__What is required__:
Look below and pull out each line with the word "dimaksud".

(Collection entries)
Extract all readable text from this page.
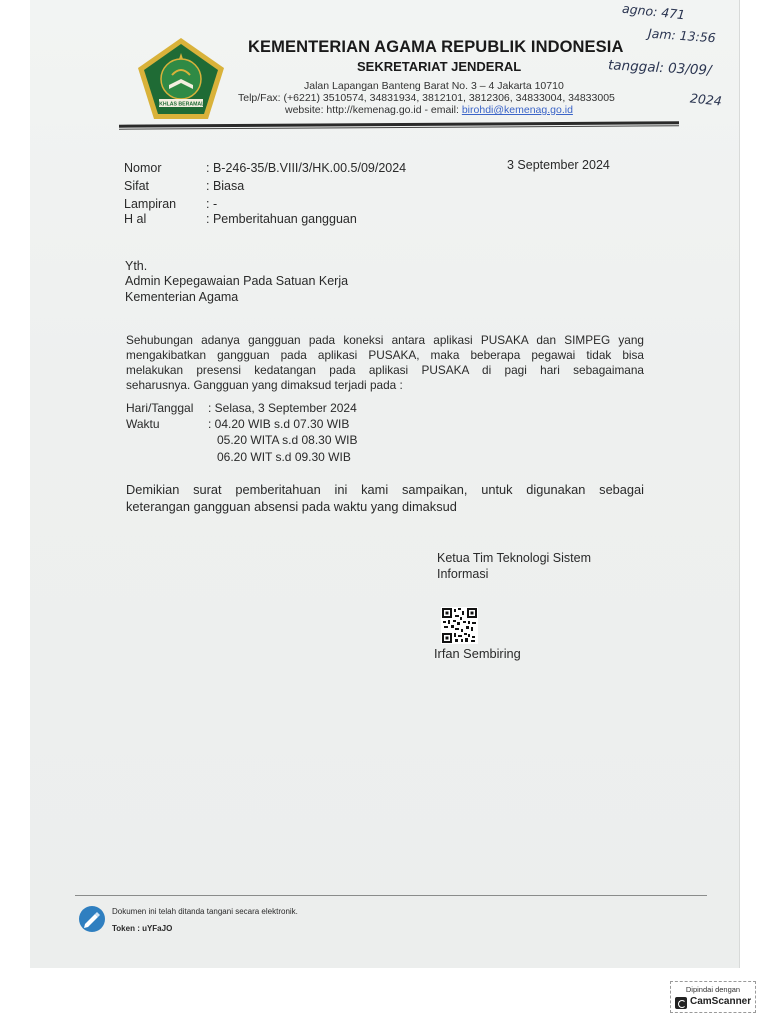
IKHLAS BERAMAL
KEMENTERIAN AGAMA REPUBLIK INDONESIA
SEKRETARIAT JENDERAL
Jalan Lapangan Banteng Barat No. 3 – 4 Jakarta 10710
Telp/Fax: (+6221) 3510574, 34831934, 3812101, 3812306, 34833004, 34833005
website: http://kemenag.go.id - email: birohdi@kemenag.go.id
agno: 471
Jam: 13:56
tanggal: 03/09/
2024
Nomor	: B-246-35/B.VIII/3/HK.00.5/09/2024	3 September 2024
Sifat	: Biasa
Lampiran : -
H al	: Pemberitahuan gangguan
Yth.
Admin Kepegawaian Pada Satuan Kerja
Kementerian Agama
Sehubungan adanya gangguan pada koneksi antara aplikasi PUSAKA dan SIMPEG yang
mengakibatkan gangguan pada aplikasi PUSAKA, maka beberapa pegawai tidak bisa
melakukan presensi kedatangan pada aplikasi PUSAKA di pagi hari sebagaimana
seharusnya. Gangguan yang dimaksud terjadi pada :
Hari/Tanggal : Selasa, 3 September 2024
Waktu	: 04.20 WIB s.d 07.30 WIB
05.20 WITA s.d 08.30 WIB
06.20 WIT s.d 09.30 WIB
Demikian surat pemberitahuan ini kami sampaikan, untuk digunakan sebagai
keterangan gangguan absensi pada waktu yang dimaksud
Ketua Tim Teknologi Sistem
Informasi
Irfan Sembiring
Dokumen ini telah ditanda tangani secara elektronik.
Token : uYFaJO
Dipindai dengan
CamScanner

__Result of this task__:
seharusnya. Gangguan yang dimaksud terjadi pada :
keterangan gangguan absensi pada waktu yang dimaksud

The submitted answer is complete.